◆ Objective: Copy all lines of the listing that include the string "RAINFALL".

◆ Records for this exercise:
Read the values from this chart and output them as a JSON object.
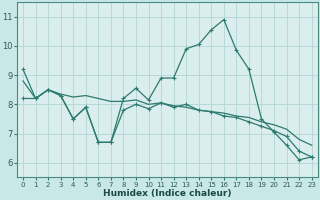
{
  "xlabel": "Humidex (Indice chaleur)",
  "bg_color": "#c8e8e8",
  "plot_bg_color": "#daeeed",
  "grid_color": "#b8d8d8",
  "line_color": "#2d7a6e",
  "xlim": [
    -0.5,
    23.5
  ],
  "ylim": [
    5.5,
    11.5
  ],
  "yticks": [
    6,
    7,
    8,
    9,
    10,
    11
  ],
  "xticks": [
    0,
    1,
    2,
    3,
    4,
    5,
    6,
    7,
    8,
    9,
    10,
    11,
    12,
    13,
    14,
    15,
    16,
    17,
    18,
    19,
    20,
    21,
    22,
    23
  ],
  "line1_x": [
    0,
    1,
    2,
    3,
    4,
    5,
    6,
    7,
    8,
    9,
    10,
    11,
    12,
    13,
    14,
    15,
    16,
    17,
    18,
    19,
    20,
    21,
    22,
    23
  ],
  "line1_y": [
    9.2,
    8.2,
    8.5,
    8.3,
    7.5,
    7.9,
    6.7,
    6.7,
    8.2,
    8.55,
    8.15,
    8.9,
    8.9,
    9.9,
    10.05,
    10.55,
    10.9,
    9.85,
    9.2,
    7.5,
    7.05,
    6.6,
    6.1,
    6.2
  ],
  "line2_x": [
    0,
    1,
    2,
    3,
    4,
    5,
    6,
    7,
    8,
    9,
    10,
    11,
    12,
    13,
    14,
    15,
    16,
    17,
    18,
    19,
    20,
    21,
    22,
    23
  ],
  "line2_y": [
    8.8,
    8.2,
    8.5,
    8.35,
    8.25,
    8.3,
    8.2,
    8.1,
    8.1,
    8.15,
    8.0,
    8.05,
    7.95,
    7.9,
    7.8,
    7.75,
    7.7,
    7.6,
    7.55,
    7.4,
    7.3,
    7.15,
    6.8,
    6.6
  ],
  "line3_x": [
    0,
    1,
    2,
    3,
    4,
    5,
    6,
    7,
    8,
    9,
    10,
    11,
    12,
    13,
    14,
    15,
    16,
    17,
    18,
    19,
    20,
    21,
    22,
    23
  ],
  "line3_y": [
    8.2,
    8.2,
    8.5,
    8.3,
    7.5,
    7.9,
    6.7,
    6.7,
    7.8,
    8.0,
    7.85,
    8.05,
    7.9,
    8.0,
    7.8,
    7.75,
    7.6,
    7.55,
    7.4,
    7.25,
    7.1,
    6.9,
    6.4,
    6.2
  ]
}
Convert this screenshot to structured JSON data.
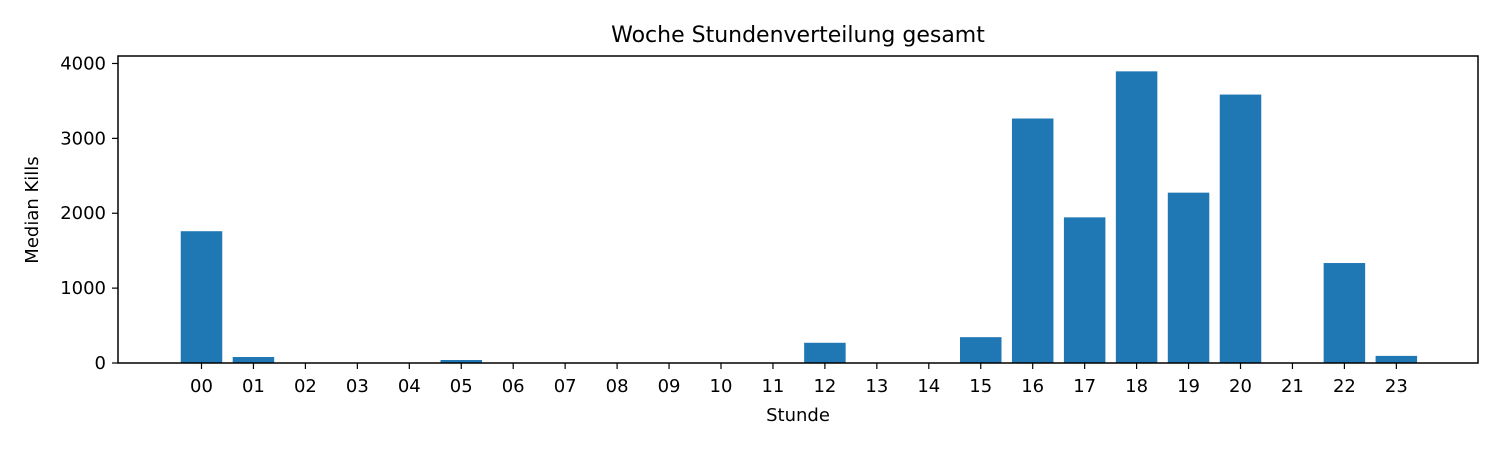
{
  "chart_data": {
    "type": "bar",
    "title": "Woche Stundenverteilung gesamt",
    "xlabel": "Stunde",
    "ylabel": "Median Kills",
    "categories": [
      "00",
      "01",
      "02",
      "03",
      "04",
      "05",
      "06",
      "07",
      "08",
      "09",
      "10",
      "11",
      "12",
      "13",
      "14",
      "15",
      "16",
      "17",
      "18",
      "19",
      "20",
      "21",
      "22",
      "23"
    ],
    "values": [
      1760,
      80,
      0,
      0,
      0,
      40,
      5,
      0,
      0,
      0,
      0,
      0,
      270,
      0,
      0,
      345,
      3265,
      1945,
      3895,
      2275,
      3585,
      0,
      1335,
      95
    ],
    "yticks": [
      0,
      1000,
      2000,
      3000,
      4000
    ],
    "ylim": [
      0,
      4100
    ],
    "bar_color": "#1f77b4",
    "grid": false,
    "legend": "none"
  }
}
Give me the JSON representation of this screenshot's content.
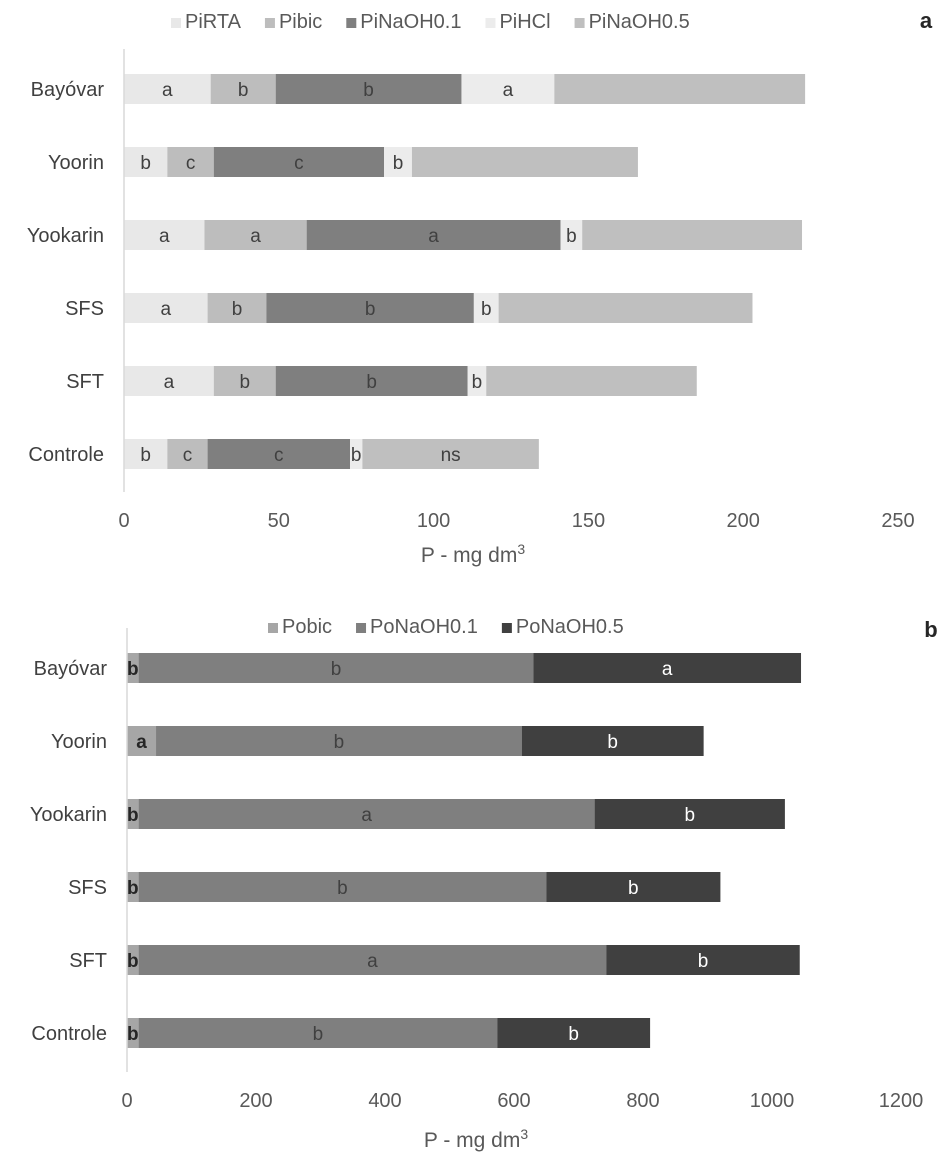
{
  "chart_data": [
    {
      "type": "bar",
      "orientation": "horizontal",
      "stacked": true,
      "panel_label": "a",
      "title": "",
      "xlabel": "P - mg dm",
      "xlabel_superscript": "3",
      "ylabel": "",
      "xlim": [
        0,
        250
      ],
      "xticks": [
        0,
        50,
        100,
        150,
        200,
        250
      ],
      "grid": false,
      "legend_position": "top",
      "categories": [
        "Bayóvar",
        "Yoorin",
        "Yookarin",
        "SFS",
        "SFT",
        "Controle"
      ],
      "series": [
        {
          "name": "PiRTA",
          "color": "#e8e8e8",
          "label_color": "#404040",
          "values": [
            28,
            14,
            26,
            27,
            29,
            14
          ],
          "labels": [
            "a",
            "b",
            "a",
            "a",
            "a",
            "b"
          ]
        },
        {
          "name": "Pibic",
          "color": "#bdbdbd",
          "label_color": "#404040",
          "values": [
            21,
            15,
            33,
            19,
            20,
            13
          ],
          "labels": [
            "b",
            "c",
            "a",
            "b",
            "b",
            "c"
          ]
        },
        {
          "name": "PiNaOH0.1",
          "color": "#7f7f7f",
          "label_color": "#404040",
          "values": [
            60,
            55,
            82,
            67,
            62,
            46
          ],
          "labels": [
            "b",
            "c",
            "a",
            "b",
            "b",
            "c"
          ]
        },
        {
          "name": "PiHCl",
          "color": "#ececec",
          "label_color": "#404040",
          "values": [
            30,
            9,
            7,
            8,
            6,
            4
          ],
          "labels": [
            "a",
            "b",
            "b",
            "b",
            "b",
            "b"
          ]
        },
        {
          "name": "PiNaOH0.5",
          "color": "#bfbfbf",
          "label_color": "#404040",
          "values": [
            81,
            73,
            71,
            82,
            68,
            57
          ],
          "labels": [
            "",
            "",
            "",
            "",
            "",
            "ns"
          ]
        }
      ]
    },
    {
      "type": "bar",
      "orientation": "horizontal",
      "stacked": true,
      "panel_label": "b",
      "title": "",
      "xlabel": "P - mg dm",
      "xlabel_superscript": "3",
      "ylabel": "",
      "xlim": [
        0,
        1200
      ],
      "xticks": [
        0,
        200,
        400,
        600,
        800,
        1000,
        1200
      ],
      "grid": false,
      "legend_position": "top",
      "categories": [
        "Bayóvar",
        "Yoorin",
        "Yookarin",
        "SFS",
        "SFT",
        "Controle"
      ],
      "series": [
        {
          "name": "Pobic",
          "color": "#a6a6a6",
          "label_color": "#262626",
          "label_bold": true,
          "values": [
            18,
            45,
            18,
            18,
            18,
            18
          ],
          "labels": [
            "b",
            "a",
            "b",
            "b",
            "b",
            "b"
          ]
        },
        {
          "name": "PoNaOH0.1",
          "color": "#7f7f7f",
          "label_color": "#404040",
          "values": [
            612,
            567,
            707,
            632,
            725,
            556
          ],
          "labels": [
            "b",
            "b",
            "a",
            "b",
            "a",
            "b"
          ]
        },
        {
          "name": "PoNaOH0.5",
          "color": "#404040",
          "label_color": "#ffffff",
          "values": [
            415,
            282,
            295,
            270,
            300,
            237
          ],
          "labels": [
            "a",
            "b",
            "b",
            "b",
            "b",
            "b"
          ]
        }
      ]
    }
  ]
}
==
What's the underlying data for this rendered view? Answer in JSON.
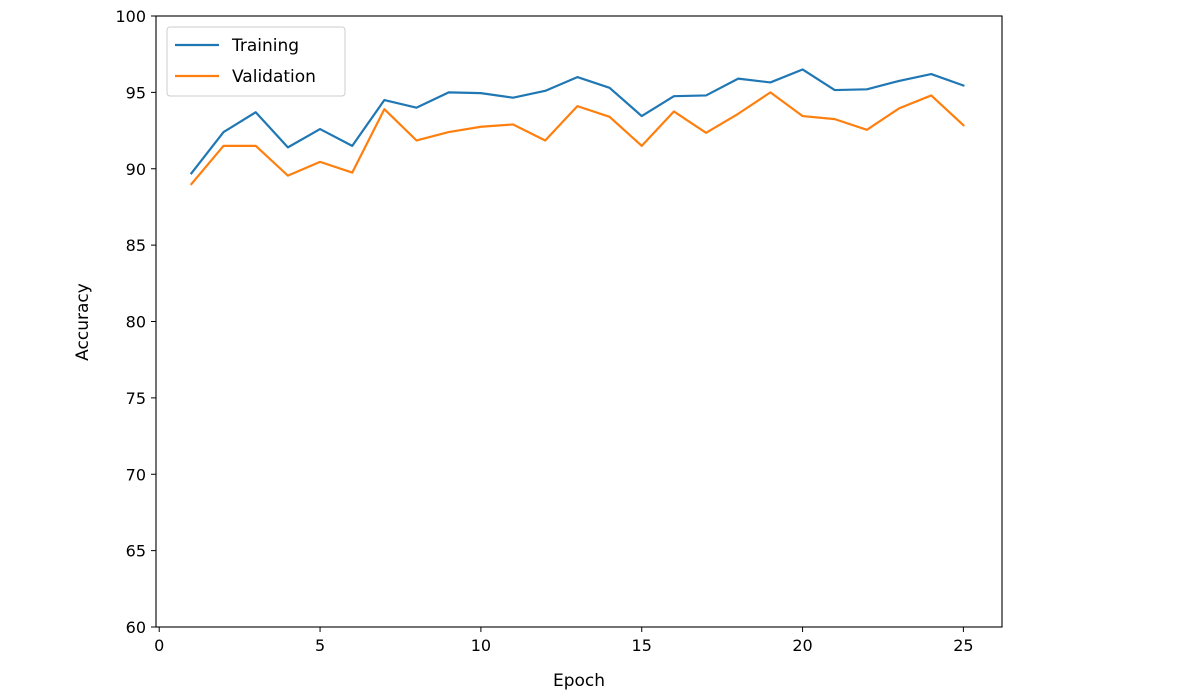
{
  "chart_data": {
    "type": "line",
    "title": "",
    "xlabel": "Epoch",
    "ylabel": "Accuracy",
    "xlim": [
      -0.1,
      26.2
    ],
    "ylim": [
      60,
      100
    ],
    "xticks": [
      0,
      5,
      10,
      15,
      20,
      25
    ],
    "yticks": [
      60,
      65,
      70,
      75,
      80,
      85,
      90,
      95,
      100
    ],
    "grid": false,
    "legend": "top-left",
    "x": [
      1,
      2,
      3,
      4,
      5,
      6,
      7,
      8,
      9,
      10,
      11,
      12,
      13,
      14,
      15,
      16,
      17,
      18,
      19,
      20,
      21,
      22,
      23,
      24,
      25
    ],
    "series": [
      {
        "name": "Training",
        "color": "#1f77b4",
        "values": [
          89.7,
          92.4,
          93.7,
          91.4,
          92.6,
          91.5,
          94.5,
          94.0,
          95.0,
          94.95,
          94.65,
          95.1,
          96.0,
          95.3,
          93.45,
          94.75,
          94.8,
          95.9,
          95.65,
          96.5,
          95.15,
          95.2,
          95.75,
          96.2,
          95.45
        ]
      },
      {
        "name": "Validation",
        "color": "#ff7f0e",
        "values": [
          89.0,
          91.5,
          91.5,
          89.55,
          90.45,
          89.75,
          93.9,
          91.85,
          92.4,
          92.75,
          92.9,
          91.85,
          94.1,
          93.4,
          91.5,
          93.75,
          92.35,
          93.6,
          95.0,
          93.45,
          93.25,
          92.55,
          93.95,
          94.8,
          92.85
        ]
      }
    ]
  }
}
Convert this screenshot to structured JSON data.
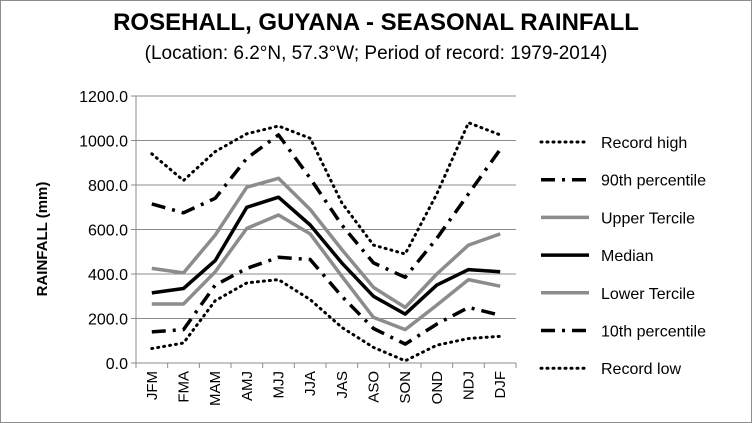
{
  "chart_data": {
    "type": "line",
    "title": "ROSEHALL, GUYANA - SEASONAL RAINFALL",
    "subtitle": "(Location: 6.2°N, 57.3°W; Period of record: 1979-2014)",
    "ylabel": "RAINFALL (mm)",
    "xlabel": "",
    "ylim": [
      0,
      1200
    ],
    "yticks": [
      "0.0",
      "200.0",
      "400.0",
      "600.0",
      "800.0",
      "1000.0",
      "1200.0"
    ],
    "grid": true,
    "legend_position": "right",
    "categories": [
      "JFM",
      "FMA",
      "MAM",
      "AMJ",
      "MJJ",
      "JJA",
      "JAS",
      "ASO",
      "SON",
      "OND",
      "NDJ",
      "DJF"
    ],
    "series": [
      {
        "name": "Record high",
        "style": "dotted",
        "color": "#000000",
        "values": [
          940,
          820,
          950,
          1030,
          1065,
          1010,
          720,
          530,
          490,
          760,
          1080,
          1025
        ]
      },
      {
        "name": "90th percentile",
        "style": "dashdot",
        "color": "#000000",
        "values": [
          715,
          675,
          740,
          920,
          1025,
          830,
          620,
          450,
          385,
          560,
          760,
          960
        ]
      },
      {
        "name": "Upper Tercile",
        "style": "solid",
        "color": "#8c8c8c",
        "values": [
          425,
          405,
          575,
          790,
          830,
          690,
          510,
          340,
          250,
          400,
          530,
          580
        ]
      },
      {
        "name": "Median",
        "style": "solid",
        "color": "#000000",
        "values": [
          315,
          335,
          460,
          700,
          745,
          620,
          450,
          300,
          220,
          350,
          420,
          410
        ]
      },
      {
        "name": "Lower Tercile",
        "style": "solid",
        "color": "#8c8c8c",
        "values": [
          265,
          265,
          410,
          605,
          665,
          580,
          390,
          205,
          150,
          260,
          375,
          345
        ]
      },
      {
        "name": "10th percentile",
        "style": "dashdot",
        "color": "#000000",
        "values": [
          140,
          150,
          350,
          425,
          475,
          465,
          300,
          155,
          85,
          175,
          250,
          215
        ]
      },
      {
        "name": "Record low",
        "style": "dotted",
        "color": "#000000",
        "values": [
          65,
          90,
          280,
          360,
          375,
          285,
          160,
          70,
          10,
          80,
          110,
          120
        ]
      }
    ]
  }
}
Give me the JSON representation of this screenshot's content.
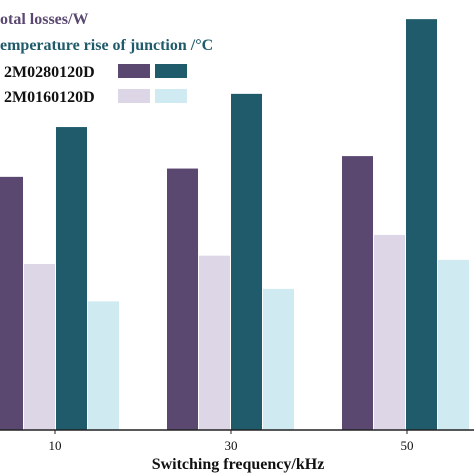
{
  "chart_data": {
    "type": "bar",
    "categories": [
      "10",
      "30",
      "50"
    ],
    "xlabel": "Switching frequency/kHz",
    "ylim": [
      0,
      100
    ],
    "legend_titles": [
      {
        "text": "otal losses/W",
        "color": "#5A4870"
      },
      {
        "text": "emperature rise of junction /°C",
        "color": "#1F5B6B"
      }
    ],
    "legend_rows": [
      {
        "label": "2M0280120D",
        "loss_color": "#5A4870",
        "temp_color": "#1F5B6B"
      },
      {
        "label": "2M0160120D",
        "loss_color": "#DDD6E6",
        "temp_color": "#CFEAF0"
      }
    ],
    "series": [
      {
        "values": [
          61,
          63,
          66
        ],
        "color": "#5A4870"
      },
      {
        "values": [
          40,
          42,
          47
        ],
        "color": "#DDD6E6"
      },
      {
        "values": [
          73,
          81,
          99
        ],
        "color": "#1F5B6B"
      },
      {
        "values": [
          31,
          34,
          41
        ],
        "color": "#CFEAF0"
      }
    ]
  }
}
...
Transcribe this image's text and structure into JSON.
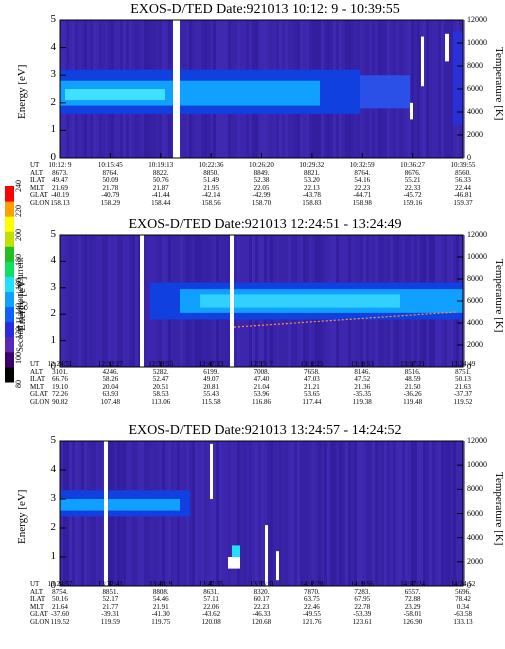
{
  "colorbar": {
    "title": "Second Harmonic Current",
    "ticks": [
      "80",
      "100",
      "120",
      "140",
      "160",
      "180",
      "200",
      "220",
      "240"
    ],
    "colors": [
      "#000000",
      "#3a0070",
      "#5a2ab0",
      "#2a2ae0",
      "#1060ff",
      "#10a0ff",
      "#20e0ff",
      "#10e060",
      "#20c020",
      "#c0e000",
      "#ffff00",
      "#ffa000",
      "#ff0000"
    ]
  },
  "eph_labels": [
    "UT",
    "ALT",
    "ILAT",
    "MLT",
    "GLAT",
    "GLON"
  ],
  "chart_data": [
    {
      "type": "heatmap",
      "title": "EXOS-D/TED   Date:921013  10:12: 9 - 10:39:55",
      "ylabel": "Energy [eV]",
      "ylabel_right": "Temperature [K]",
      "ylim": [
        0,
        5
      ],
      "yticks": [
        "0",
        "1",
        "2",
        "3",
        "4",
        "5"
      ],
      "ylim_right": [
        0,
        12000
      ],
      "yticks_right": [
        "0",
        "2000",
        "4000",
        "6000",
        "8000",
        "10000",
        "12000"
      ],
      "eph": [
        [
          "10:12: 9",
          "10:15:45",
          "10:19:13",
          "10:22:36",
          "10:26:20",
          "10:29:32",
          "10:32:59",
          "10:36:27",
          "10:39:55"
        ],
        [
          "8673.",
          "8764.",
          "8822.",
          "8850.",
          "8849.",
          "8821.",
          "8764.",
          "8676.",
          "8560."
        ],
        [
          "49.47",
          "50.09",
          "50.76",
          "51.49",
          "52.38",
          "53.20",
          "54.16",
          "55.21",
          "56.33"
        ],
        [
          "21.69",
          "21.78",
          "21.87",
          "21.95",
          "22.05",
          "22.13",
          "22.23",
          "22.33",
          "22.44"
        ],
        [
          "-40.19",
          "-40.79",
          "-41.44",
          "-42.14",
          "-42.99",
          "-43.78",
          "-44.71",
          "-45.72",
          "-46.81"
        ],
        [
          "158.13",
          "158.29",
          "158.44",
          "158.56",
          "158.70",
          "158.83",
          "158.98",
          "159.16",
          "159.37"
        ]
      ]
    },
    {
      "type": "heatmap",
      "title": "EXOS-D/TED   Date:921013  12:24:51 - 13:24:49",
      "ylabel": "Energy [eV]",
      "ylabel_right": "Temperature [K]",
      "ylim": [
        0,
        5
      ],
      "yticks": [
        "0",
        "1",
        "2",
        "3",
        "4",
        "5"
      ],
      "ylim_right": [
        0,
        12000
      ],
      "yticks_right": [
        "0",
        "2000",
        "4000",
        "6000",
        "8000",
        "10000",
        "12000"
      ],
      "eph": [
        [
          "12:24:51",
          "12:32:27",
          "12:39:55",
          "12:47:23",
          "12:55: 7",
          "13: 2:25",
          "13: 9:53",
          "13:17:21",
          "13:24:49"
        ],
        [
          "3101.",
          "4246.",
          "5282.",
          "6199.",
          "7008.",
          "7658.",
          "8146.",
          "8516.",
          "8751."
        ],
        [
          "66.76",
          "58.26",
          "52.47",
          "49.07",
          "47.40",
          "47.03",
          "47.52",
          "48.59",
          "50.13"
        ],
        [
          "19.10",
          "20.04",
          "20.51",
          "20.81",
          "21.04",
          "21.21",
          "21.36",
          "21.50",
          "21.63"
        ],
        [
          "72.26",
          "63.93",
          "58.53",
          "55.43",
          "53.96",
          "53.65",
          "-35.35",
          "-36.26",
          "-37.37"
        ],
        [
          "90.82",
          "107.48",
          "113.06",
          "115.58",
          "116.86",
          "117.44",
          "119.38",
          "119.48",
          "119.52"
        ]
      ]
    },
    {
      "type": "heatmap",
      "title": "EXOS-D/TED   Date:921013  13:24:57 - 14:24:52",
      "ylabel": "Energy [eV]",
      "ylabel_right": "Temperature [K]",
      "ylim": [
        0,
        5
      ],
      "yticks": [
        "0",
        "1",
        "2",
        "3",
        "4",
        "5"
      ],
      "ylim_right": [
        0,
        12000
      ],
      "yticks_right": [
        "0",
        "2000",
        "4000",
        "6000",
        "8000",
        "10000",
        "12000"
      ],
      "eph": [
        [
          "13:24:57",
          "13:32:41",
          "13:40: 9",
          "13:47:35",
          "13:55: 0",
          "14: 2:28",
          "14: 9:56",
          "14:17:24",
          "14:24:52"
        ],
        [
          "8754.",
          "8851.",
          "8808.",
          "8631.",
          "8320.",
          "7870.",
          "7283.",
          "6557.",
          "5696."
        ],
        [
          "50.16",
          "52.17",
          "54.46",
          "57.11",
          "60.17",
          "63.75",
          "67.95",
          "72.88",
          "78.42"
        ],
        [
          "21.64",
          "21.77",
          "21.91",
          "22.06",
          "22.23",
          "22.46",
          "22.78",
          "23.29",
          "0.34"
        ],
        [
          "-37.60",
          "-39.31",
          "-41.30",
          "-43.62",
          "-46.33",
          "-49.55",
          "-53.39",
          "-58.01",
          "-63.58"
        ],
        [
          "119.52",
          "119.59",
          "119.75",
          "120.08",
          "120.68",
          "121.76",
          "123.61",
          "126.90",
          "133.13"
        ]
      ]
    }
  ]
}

◆ Answer:
    "title": "ROSEHALL, GUYANA - SEASONAL RAINFALL",
    "ylabel": "RAINFALL (mm)",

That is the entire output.